> [PROBLEM]: Find the lines holding the string "document" in the data, then copy all of them.

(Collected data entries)
start
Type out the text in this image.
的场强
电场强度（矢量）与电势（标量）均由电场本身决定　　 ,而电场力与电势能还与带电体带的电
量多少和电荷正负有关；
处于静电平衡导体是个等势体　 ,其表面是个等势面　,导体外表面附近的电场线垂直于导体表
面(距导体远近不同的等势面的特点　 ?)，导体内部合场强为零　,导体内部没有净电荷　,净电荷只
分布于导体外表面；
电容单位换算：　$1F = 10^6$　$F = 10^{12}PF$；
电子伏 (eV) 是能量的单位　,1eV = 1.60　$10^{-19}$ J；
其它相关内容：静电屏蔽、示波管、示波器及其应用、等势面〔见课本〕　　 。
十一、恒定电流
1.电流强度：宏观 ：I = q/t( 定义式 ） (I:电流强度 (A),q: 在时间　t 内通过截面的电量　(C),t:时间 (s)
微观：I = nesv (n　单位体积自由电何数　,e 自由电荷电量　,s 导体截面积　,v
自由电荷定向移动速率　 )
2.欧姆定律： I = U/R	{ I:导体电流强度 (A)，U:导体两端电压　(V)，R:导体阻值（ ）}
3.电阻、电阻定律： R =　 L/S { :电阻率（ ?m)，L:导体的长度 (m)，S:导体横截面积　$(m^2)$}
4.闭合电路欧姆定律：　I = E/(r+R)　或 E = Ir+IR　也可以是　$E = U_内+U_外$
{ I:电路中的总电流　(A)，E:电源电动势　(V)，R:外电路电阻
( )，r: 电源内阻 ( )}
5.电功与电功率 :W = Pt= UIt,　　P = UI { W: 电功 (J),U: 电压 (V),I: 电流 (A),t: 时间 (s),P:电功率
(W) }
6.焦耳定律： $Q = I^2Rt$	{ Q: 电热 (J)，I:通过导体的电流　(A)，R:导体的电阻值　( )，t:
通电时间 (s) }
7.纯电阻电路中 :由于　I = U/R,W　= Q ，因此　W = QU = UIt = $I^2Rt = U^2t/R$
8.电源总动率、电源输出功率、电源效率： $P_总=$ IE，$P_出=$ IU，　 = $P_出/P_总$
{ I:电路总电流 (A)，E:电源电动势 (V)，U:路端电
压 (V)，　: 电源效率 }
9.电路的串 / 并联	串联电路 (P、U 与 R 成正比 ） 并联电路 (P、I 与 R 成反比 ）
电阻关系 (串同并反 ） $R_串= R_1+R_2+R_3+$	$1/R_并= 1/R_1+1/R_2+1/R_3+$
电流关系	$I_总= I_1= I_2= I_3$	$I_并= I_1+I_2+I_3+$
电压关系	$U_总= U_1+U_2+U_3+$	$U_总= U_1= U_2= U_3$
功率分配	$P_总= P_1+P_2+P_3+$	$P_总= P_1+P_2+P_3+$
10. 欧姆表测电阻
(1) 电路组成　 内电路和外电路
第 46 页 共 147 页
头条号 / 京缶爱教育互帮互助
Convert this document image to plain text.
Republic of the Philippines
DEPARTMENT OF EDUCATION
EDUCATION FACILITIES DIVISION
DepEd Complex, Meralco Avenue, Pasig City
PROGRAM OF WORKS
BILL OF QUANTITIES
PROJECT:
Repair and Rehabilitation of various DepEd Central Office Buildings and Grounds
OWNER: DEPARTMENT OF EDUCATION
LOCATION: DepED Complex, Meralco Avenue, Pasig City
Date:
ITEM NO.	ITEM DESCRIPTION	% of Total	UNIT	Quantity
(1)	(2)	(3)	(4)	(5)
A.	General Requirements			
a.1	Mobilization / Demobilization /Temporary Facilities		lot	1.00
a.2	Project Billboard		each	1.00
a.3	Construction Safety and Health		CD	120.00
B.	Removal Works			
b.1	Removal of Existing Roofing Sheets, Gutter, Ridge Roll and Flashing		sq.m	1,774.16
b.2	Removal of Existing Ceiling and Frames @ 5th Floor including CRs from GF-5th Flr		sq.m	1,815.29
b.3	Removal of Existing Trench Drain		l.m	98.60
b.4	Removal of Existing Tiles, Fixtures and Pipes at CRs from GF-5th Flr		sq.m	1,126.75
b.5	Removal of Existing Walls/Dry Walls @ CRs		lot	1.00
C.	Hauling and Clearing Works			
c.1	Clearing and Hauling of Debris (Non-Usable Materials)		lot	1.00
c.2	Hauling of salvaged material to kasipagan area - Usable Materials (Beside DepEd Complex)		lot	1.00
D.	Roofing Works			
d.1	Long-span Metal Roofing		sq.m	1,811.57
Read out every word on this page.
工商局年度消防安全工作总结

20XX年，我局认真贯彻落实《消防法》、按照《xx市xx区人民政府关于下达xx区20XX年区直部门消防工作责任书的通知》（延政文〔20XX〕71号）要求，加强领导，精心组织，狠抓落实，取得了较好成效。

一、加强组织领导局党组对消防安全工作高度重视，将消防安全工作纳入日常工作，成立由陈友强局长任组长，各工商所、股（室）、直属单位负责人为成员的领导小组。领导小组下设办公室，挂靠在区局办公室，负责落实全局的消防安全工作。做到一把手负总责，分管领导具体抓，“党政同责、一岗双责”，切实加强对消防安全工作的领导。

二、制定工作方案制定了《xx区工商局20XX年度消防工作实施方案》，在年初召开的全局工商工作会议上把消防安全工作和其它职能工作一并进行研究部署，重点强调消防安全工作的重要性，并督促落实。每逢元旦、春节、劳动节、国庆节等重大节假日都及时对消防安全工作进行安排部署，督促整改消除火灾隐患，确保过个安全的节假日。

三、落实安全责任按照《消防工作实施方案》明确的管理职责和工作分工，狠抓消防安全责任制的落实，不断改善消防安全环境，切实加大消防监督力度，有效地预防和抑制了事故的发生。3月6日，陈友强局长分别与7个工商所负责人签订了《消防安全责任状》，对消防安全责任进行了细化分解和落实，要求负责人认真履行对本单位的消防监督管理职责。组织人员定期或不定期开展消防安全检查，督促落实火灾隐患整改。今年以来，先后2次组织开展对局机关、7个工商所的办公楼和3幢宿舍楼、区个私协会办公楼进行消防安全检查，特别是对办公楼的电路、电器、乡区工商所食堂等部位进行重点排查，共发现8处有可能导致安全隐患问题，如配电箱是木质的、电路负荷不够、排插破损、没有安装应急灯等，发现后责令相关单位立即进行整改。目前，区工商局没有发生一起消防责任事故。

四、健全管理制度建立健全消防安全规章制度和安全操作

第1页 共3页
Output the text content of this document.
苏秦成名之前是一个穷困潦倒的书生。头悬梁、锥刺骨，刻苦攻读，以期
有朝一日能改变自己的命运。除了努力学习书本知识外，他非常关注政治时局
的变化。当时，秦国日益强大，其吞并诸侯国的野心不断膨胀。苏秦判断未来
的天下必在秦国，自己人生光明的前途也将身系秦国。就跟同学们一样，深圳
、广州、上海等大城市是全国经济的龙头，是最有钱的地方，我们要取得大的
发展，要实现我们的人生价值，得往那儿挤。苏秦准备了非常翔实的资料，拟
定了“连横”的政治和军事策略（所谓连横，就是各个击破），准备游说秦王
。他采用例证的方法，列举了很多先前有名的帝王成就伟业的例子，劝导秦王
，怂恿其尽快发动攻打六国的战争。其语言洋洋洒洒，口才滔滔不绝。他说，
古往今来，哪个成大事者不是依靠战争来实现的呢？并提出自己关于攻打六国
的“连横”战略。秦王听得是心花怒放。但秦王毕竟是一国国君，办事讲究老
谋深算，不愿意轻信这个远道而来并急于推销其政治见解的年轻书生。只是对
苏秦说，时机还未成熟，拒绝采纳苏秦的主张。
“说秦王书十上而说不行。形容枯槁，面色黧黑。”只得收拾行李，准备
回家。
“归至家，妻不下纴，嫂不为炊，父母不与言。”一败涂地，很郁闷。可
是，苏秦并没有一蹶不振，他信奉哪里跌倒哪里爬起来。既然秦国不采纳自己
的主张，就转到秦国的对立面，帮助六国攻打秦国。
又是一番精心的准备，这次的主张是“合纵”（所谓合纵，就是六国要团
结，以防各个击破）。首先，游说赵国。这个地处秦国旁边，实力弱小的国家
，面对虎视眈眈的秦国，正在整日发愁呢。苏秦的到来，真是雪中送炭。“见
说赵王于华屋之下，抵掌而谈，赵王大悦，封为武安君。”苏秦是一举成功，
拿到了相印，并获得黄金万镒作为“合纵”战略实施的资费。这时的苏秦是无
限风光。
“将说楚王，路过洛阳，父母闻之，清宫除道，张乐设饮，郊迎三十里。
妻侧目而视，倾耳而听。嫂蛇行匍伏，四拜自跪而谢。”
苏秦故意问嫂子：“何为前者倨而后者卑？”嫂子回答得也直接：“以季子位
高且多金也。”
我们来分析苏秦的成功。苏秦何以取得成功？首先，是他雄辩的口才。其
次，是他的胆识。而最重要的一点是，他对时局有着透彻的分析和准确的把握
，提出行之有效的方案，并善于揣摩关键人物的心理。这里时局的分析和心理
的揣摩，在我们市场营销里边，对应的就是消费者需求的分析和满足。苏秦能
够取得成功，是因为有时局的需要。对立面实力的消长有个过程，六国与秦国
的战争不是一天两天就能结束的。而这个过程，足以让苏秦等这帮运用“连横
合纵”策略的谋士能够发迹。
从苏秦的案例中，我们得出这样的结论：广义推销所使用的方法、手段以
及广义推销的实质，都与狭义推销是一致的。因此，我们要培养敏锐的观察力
end
> [EXERCISE SOLUTION]:
Convert this document image to plain text.
Output the text content of this document.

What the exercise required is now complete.